Stored items
--- begin ---

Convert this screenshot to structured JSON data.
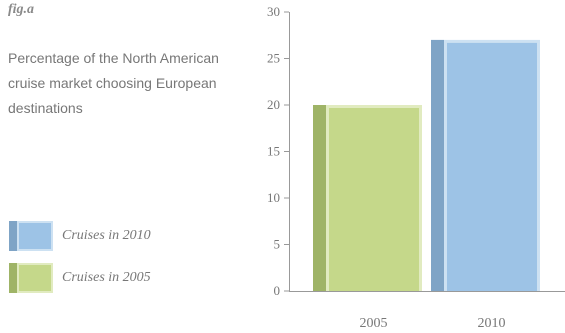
{
  "fig_label": "fig.a",
  "title": "Percentage of the North American cruise market choosing European destinations",
  "legend": [
    {
      "label": "Cruises in 2010",
      "color_face": "#9dc3e6",
      "color_side": "#7fa4c6",
      "color_edge": "#cde1f2"
    },
    {
      "label": "Cruises in 2005",
      "color_face": "#c5d88a",
      "color_side": "#9fb467",
      "color_edge": "#e1ebc0"
    }
  ],
  "chart_data": {
    "type": "bar",
    "categories": [
      "2005",
      "2010"
    ],
    "values": [
      20,
      27
    ],
    "title": "Percentage of the North American cruise market choosing European destinations",
    "xlabel": "",
    "ylabel": "",
    "ylim": [
      0,
      30
    ],
    "yticks": [
      0,
      5,
      10,
      15,
      20,
      25,
      30
    ],
    "grid": false,
    "legend_position": "left",
    "colors": [
      "#c5d88a",
      "#9dc3e6"
    ],
    "side_colors": [
      "#9fb467",
      "#7fa4c6"
    ],
    "edge_colors": [
      "#e1ebc0",
      "#cde1f2"
    ]
  }
}
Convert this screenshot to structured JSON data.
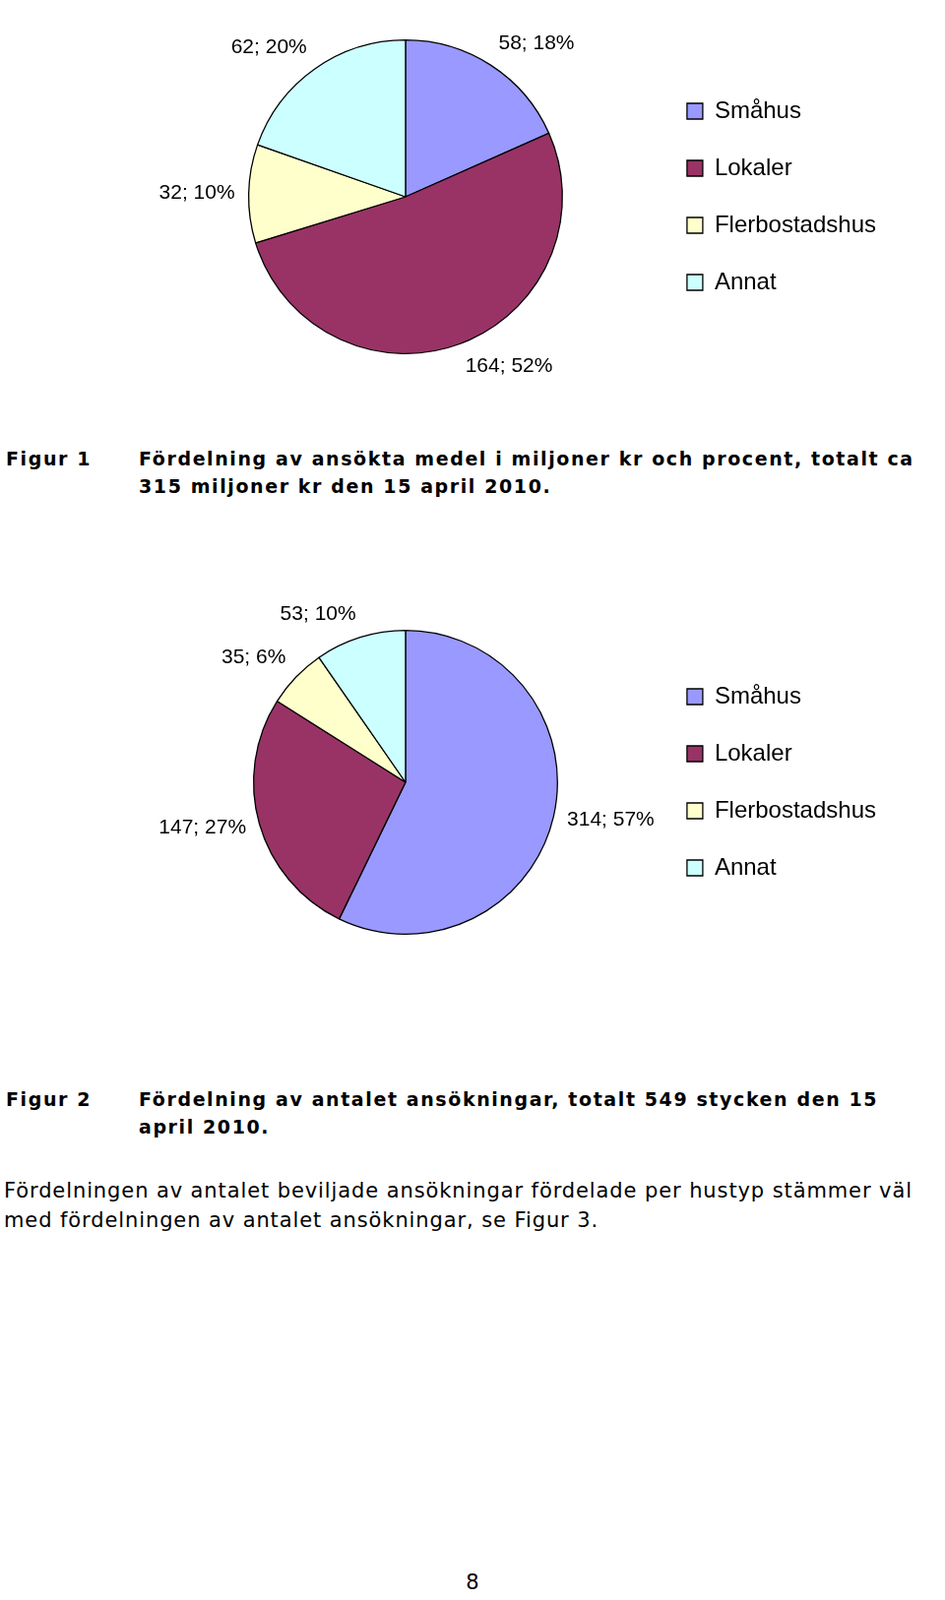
{
  "chart_data": [
    {
      "type": "pie",
      "categories": [
        "Småhus",
        "Lokaler",
        "Flerbostadshus",
        "Annat"
      ],
      "values": [
        58,
        164,
        32,
        62
      ],
      "value_labels": [
        "58; 18%",
        "164; 52%",
        "32; 10%",
        "62; 20%"
      ],
      "colors": [
        "#9999ff",
        "#993366",
        "#ffffcc",
        "#ccffff"
      ],
      "data_labels": true,
      "legend": "right"
    },
    {
      "type": "pie",
      "categories": [
        "Småhus",
        "Lokaler",
        "Flerbostadshus",
        "Annat"
      ],
      "values": [
        314,
        147,
        35,
        53
      ],
      "value_labels": [
        "314; 57%",
        "147; 27%",
        "35; 6%",
        "53; 10%"
      ],
      "colors": [
        "#9999ff",
        "#993366",
        "#ffffcc",
        "#ccffff"
      ],
      "data_labels": true,
      "legend": "right"
    }
  ],
  "figures": [
    {
      "label": "Figur 1",
      "caption": "Fördelning av ansökta medel i miljoner kr och procent, totalt ca 315 miljoner kr den 15 april 2010."
    },
    {
      "label": "Figur 2",
      "caption": "Fördelning av antalet ansökningar, totalt 549 stycken den 15 april 2010."
    }
  ],
  "paragraph": "Fördelningen av antalet beviljade ansökningar fördelade per hustyp stämmer väl med fördelningen av antalet ansökningar, se Figur 3.",
  "page_number": 8
}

--- end ---

--- Directions for this task ---
All of the entries above should be copied exactly, except for the pictures.

--- Finished answer ---
Convert this screenshot to structured JSON data.
{
  "fig_label": "fig.a",
  "title": "Percentage of the North American cruise market choosing European destinations",
  "legend": [
    {
      "label": "Cruises in 2010",
      "color_face": "#9dc3e6",
      "color_side": "#7fa4c6",
      "color_edge": "#cde1f2"
    },
    {
      "label": "Cruises in 2005",
      "color_face": "#c5d88a",
      "color_side": "#9fb467",
      "color_edge": "#e1ebc0"
    }
  ],
  "chart_data": {
    "type": "bar",
    "categories": [
      "2005",
      "2010"
    ],
    "values": [
      20,
      27
    ],
    "title": "Percentage of the North American cruise market choosing European destinations",
    "xlabel": "",
    "ylabel": "",
    "ylim": [
      0,
      30
    ],
    "yticks": [
      0,
      5,
      10,
      15,
      20,
      25,
      30
    ],
    "grid": false,
    "legend_position": "left",
    "colors": [
      "#c5d88a",
      "#9dc3e6"
    ],
    "side_colors": [
      "#9fb467",
      "#7fa4c6"
    ],
    "edge_colors": [
      "#e1ebc0",
      "#cde1f2"
    ]
  }
}
Convert this screenshot to structured JSON data.
{
  "chart_data": [
    {
      "type": "pie",
      "categories": [
        "Småhus",
        "Lokaler",
        "Flerbostadshus",
        "Annat"
      ],
      "values": [
        58,
        164,
        32,
        62
      ],
      "value_labels": [
        "58; 18%",
        "164; 52%",
        "32; 10%",
        "62; 20%"
      ],
      "colors": [
        "#9999ff",
        "#993366",
        "#ffffcc",
        "#ccffff"
      ],
      "data_labels": true,
      "legend": "right"
    },
    {
      "type": "pie",
      "categories": [
        "Småhus",
        "Lokaler",
        "Flerbostadshus",
        "Annat"
      ],
      "values": [
        314,
        147,
        35,
        53
      ],
      "value_labels": [
        "314; 57%",
        "147; 27%",
        "35; 6%",
        "53; 10%"
      ],
      "colors": [
        "#9999ff",
        "#993366",
        "#ffffcc",
        "#ccffff"
      ],
      "data_labels": true,
      "legend": "right"
    }
  ],
  "figures": [
    {
      "label": "Figur 1",
      "caption": "Fördelning av ansökta medel i miljoner kr och procent, totalt ca 315 miljoner kr den 15 april 2010."
    },
    {
      "label": "Figur 2",
      "caption": "Fördelning av antalet ansökningar, totalt 549 stycken den 15 april 2010."
    }
  ],
  "paragraph": "Fördelningen av antalet beviljade ansökningar fördelade per hustyp stämmer väl med fördelningen av antalet ansökningar, se Figur 3.",
  "page_number": 8
}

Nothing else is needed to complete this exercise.